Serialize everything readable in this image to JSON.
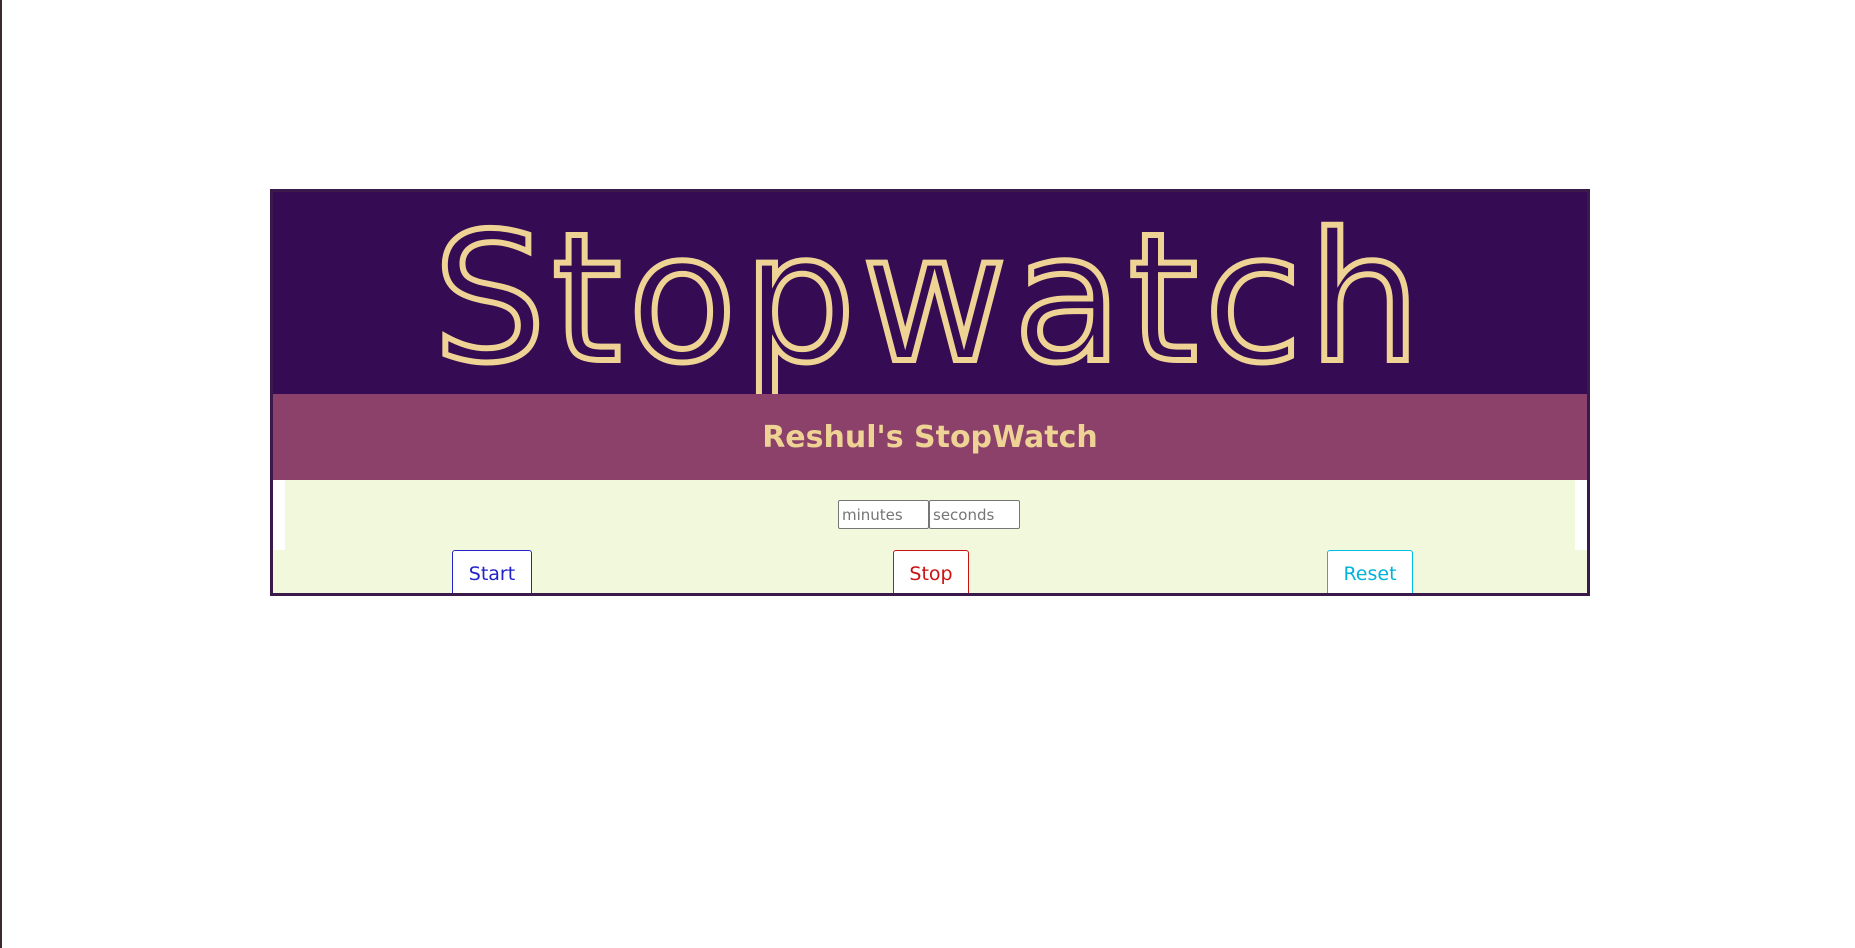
{
  "app": {
    "title": "Stopwatch",
    "subtitle": "Reshul's StopWatch"
  },
  "inputs": {
    "minutes_placeholder": "minutes",
    "seconds_placeholder": "seconds",
    "minutes_value": "",
    "seconds_value": ""
  },
  "buttons": {
    "start_label": "Start",
    "stop_label": "Stop",
    "reset_label": "Reset"
  },
  "colors": {
    "header_bg": "#350b53",
    "subheader_bg": "#8b416a",
    "title_text": "#eed394",
    "panel_bg": "#f2f8dc",
    "start": "#2222cc",
    "stop": "#cc1111",
    "reset": "#00bfe6"
  }
}
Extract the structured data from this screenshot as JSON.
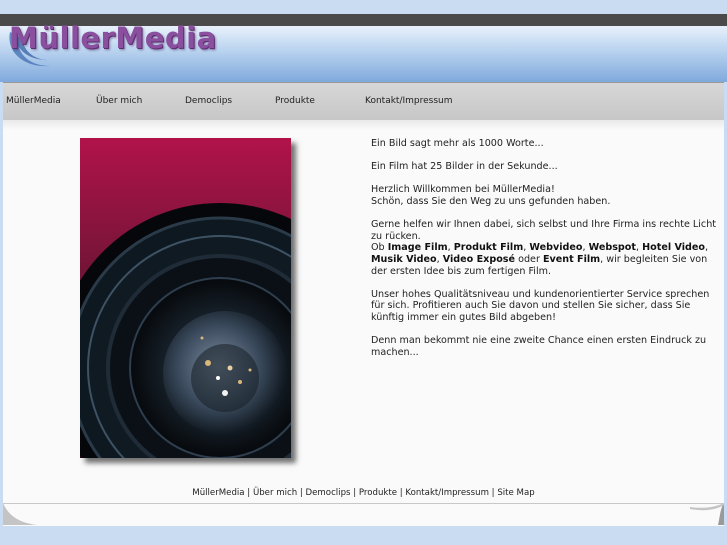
{
  "brand": {
    "name": "MüllerMedia"
  },
  "nav": {
    "items": [
      "MüllerMedia",
      "Über mich",
      "Democlips",
      "Produkte",
      "Kontakt/Impressum"
    ]
  },
  "content": {
    "p1": "Ein Bild sagt mehr als 1000 Worte...",
    "p2": "Ein Film hat 25 Bilder in der Sekunde...",
    "p3a": "Herzlich Willkommen bei MüllerMedia!",
    "p3b": "Schön, dass Sie den Weg zu uns gefunden haben.",
    "p4a": "Gerne helfen wir Ihnen dabei, sich selbst und Ihre Firma ins rechte Licht zu rücken.",
    "p4_intro": "Ob",
    "p4_products": [
      "Image Film",
      "Produkt Film",
      "Webvideo",
      "Webspot",
      "Hotel Video",
      "Musik Video",
      "Video Exposé",
      "Event Film"
    ],
    "p4_sep": ",",
    "p4_or": "oder",
    "p4_outro": ", wir begleiten Sie von der ersten Idee bis zum fertigen Film.",
    "p5": "Unser hohes Qualitätsniveau und kundenorientierter Service sprechen für sich. Profitieren auch Sie davon und stellen Sie sicher, dass Sie künftig immer ein gutes Bild abgeben!",
    "p6": "Denn man bekommt nie eine zweite Chance einen ersten Eindruck zu machen..."
  },
  "footer": {
    "links": [
      "MüllerMedia",
      "Über mich",
      "Democlips",
      "Produkte",
      "Kontakt/Impressum",
      "Site Map"
    ],
    "separator": " | "
  },
  "colors": {
    "page_bg": "#c9dcf2",
    "logo": "#8a4f9e",
    "nav_bg": "#d0d0d0",
    "photo_top": "#b1134a"
  }
}
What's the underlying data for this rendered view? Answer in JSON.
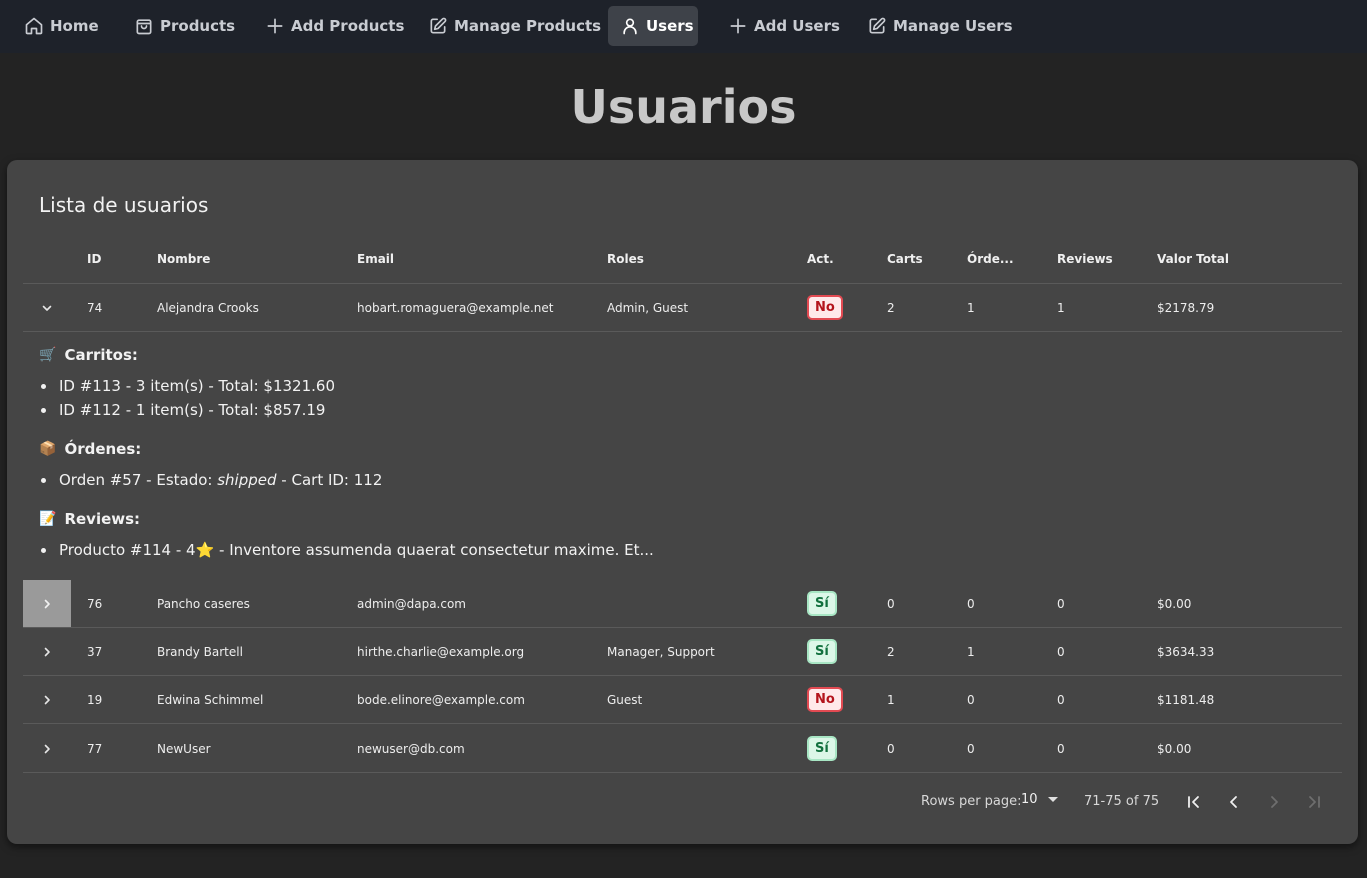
{
  "nav": {
    "items": [
      {
        "label": "Home",
        "icon": "home-icon"
      },
      {
        "label": "Products",
        "icon": "shopping-bag-icon"
      },
      {
        "label": "Add Products",
        "icon": "plus-icon"
      },
      {
        "label": "Manage Products",
        "icon": "edit-icon"
      },
      {
        "label": "Users",
        "icon": "user-icon",
        "active": true
      },
      {
        "label": "Add Users",
        "icon": "plus-icon"
      },
      {
        "label": "Manage Users",
        "icon": "edit-icon"
      }
    ]
  },
  "page_title": "Usuarios",
  "table": {
    "title": "Lista de usuarios",
    "columns": [
      "ID",
      "Nombre",
      "Email",
      "Roles",
      "Act.",
      "Carts",
      "Órde...",
      "Reviews",
      "Valor Total"
    ],
    "rows": [
      {
        "id": "74",
        "name": "Alejandra Crooks",
        "email": "hobart.romaguera@example.net",
        "roles": "Admin, Guest",
        "active": "No",
        "carts": "2",
        "orders": "1",
        "reviews": "1",
        "total": "$2178.79",
        "expanded": true
      },
      {
        "id": "76",
        "name": "Pancho caseres",
        "email": "admin@dapa.com",
        "roles": "",
        "active": "Sí",
        "carts": "0",
        "orders": "0",
        "reviews": "0",
        "total": "$0.00",
        "expanded": false
      },
      {
        "id": "37",
        "name": "Brandy Bartell",
        "email": "hirthe.charlie@example.org",
        "roles": "Manager, Support",
        "active": "Sí",
        "carts": "2",
        "orders": "1",
        "reviews": "0",
        "total": "$3634.33",
        "expanded": false
      },
      {
        "id": "19",
        "name": "Edwina Schimmel",
        "email": "bode.elinore@example.com",
        "roles": "Guest",
        "active": "No",
        "carts": "1",
        "orders": "0",
        "reviews": "0",
        "total": "$1181.48",
        "expanded": false
      },
      {
        "id": "77",
        "name": "NewUser",
        "email": "newuser@db.com",
        "roles": "",
        "active": "Sí",
        "carts": "0",
        "orders": "0",
        "reviews": "0",
        "total": "$0.00",
        "expanded": false
      }
    ]
  },
  "detail": {
    "carts_heading": "Carritos:",
    "carts_emoji": "🛒",
    "carts": [
      "ID #113 - 3 item(s) - Total: $1321.60",
      "ID #112 - 1 item(s) - Total: $857.19"
    ],
    "orders_heading": "Órdenes:",
    "orders_emoji": "📦",
    "order": {
      "prefix": "Orden #57 - Estado: ",
      "status": "shipped",
      "suffix": " - Cart ID: 112"
    },
    "reviews_heading": "Reviews:",
    "reviews_emoji": "📝",
    "reviews": [
      "Producto #114 - 4⭐ - Inventore assumenda quaerat consectetur maxime. Et..."
    ]
  },
  "pagination": {
    "rows_per_page_label": "Rows per page:",
    "rows_per_page_value": "10",
    "range": "71-75 of 75"
  },
  "colors": {
    "background": "#232323",
    "card": "#454545",
    "nav": "#1e222a",
    "badge_no": "#b4141c",
    "badge_si": "#12703e"
  }
}
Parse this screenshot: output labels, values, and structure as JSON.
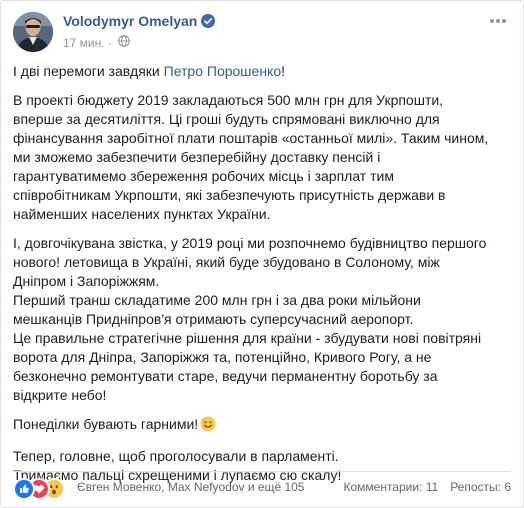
{
  "post": {
    "author": "Volodymyr Omelyan",
    "time": "17 мин.",
    "dot": "·",
    "icons": {
      "verified": "verified-badge-icon",
      "privacy": "globe-icon",
      "menu": "more-options-icon"
    }
  },
  "content": {
    "p1_prefix": "І дві перемоги завдяки ",
    "p1_link": "Петро Порошенко",
    "p1_suffix": "!",
    "p2": "В проекті бюджету 2019 закладаються 500 млн грн для Укрпошти,\nвперше за десятиліття. Ці гроші будуть спрямовані виключно для\nфінансування заробітної плати поштарів «останньої милі». Таким чином,\nми зможемо забезпечити безперебійну доставку пенсій і\nгарантуватимемо збереження робочих місць і зарплат тим\nспівробітникам Укрпошти, які забезпечують присутність держави в\nнайменших населених пунктах України.",
    "p3": "І, довгочікувана звістка, у 2019 році ми розпочнемо будівництво першого\nнового! летовища в Україні, який буде збудовано в Солоному, між\nДніпром і Запоріжжям.\nПерший транш складатиме 200 млн грн і за два роки мільйони\nмешканців Придніпров'я отримають суперсучасний аеропорт.\nЦе правильне стратегічне рішення для країни - збудувати нові повітряні\nворота для Дніпра, Запоріжжя та, потенційно, Кривого Рогу, а не\nбезконечно ремонтувати старе, ведучи перманентну боротьбу за\nвідкрите небо!",
    "p4": "Понеділки бувають гарними!",
    "p5": "Тепер, головне, щоб проголосували в парламенті.\nТримаємо пальці схрещеними і лупаємо сю скалу!",
    "emoji": "smile-emoji-icon"
  },
  "footer": {
    "reactions": [
      "like-reaction-icon",
      "love-reaction-icon",
      "wow-reaction-icon"
    ],
    "people": "Євген Мовенко, Max Nefyodov и ещё 105",
    "comments": "Комментарии: 11",
    "shares": "Репосты: 6"
  }
}
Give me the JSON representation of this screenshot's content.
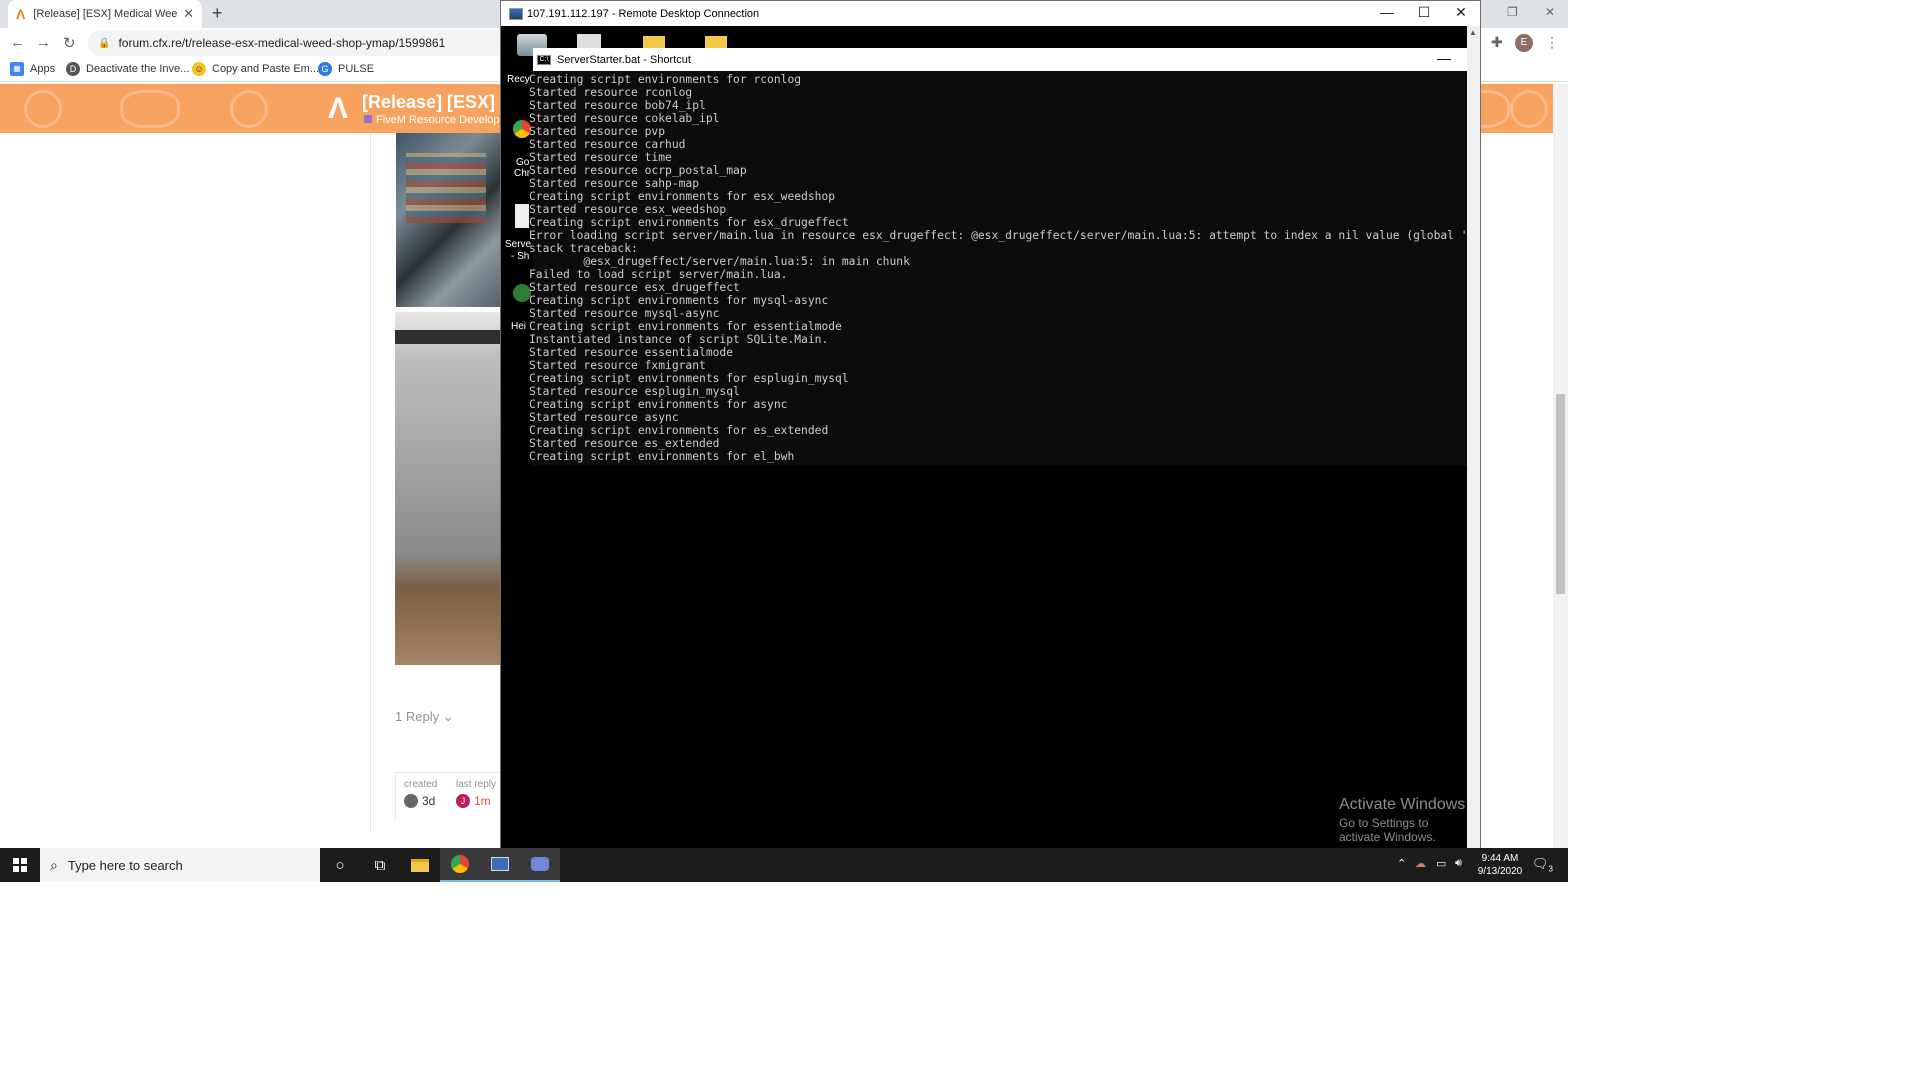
◇ ◇ ◇ ◇ ◇ ◇ ◇
# [Objective]
Examine the records and pull out every line where the string "example" occurs.

# [Written response]
        "email": "hobart.romaguera@example.net",
        "email": "hirthe.charlie@example.org",
        "email": "bode.elinore@example.com",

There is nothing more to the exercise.